WHAT IS BEING ASKED:
Gather each line in the entries that includes the string "depolarisation".

[Stored items]
++++++++++++++++++++
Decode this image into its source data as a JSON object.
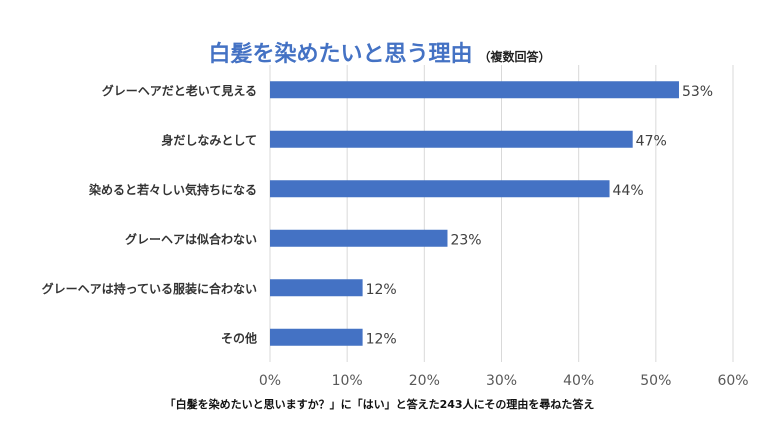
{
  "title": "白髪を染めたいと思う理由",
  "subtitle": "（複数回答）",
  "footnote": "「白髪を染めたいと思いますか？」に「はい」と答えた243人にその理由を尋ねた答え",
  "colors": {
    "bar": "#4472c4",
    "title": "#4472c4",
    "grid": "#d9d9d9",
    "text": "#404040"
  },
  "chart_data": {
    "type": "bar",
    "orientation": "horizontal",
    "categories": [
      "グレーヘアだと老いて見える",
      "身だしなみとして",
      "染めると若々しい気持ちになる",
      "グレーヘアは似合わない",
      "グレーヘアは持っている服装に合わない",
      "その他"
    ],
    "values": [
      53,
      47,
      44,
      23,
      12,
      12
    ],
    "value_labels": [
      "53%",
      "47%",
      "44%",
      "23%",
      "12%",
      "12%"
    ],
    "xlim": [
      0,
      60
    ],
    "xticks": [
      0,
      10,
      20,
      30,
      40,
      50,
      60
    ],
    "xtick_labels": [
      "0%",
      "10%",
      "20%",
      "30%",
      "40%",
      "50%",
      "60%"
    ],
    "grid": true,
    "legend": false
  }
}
++++++++++++++++++++
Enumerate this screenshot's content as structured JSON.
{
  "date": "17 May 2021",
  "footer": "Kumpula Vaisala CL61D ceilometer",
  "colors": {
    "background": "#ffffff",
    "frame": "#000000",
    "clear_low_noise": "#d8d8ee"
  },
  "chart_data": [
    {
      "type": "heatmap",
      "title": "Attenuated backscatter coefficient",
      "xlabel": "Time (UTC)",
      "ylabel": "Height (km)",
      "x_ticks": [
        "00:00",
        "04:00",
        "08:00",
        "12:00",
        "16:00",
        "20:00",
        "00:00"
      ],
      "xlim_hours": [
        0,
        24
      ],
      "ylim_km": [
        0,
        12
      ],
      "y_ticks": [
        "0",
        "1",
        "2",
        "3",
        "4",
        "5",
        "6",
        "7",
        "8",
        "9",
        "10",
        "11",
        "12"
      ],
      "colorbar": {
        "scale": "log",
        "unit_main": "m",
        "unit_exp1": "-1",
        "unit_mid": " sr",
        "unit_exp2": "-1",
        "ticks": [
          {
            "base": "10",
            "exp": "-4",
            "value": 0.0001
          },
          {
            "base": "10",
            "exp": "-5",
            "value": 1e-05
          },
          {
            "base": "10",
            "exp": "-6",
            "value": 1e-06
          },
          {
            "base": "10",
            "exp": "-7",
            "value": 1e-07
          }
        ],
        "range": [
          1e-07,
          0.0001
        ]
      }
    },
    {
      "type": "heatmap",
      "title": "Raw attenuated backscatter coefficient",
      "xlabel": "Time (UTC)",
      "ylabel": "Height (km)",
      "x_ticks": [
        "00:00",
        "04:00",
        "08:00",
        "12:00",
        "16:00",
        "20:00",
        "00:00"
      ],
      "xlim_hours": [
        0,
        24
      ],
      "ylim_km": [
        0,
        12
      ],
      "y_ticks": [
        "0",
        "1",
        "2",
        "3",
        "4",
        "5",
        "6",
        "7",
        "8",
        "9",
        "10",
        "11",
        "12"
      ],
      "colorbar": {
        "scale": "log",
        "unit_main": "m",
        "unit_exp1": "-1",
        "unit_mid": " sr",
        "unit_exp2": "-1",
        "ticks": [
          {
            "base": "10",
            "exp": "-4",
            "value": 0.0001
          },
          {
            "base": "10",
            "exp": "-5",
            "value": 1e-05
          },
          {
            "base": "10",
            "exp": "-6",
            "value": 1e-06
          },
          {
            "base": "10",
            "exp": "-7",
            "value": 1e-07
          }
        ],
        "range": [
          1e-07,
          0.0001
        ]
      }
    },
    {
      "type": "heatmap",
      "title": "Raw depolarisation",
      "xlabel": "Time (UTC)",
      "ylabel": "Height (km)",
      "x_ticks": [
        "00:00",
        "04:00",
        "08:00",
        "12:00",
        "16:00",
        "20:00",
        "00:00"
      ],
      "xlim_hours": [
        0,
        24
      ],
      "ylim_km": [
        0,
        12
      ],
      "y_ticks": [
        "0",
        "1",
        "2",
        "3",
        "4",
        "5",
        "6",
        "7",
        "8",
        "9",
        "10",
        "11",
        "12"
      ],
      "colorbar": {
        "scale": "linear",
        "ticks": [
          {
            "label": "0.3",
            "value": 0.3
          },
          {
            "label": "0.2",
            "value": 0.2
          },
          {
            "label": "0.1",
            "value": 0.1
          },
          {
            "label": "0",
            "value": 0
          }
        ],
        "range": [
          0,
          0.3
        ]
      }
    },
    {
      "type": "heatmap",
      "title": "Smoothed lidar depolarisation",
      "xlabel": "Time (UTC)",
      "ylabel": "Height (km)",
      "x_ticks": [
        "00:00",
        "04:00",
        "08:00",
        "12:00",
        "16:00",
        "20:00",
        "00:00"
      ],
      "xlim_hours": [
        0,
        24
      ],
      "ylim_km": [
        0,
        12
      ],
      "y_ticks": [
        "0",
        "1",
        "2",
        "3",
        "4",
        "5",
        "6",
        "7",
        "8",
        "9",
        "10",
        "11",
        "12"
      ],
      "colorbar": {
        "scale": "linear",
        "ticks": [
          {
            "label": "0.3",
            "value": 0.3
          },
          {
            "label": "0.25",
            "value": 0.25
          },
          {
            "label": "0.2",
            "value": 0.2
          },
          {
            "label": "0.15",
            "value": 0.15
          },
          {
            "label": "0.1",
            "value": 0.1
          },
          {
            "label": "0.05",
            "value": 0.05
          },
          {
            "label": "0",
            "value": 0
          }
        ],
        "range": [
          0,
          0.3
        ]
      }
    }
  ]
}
++++++++++++++++++++
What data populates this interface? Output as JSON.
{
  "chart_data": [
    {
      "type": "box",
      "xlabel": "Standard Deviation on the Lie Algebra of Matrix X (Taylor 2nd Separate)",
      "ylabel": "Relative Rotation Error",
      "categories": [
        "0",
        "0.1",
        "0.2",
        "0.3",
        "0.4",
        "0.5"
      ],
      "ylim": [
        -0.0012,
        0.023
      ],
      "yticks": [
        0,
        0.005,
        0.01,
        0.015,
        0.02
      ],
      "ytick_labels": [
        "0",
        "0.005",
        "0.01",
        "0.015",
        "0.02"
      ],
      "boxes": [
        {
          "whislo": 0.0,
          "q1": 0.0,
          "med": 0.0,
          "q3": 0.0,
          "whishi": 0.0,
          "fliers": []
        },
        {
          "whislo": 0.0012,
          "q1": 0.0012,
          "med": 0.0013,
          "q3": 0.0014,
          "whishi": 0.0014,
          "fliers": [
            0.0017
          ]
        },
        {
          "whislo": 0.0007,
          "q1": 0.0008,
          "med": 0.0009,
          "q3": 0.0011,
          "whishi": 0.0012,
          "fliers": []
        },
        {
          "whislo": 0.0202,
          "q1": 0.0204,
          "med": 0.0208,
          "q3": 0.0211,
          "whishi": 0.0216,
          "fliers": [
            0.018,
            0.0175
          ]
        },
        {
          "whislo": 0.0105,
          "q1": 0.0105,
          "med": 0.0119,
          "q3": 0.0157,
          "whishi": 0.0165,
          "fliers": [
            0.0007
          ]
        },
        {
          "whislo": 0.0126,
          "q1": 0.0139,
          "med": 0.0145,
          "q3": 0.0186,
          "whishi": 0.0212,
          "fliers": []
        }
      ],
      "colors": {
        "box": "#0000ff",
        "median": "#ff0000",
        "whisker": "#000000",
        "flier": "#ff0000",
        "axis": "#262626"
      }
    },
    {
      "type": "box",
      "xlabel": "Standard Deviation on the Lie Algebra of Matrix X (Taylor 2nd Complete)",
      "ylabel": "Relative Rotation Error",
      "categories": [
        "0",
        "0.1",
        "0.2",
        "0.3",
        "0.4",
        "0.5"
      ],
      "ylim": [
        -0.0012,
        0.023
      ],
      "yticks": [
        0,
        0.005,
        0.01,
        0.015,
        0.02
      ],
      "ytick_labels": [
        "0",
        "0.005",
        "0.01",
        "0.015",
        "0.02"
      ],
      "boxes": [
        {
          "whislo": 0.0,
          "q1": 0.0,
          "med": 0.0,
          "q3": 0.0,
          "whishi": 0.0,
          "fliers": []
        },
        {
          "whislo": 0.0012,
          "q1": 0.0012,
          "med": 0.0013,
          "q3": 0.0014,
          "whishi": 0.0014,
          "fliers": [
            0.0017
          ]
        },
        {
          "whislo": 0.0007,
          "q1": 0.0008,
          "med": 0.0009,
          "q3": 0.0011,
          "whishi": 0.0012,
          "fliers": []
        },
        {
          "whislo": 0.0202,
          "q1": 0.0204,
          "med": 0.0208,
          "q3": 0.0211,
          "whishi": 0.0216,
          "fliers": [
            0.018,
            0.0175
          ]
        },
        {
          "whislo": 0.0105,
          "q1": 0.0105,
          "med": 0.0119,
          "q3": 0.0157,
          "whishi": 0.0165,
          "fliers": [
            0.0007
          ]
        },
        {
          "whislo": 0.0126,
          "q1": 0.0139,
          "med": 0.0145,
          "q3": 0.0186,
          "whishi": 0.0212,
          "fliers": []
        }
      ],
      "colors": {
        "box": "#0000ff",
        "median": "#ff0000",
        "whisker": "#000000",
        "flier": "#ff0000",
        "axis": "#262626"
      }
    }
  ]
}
++++++++++++++++++++
EXPECTED OUTPUT:
      "title": "Raw depolarisation",
      "title": "Smoothed lidar depolarisation",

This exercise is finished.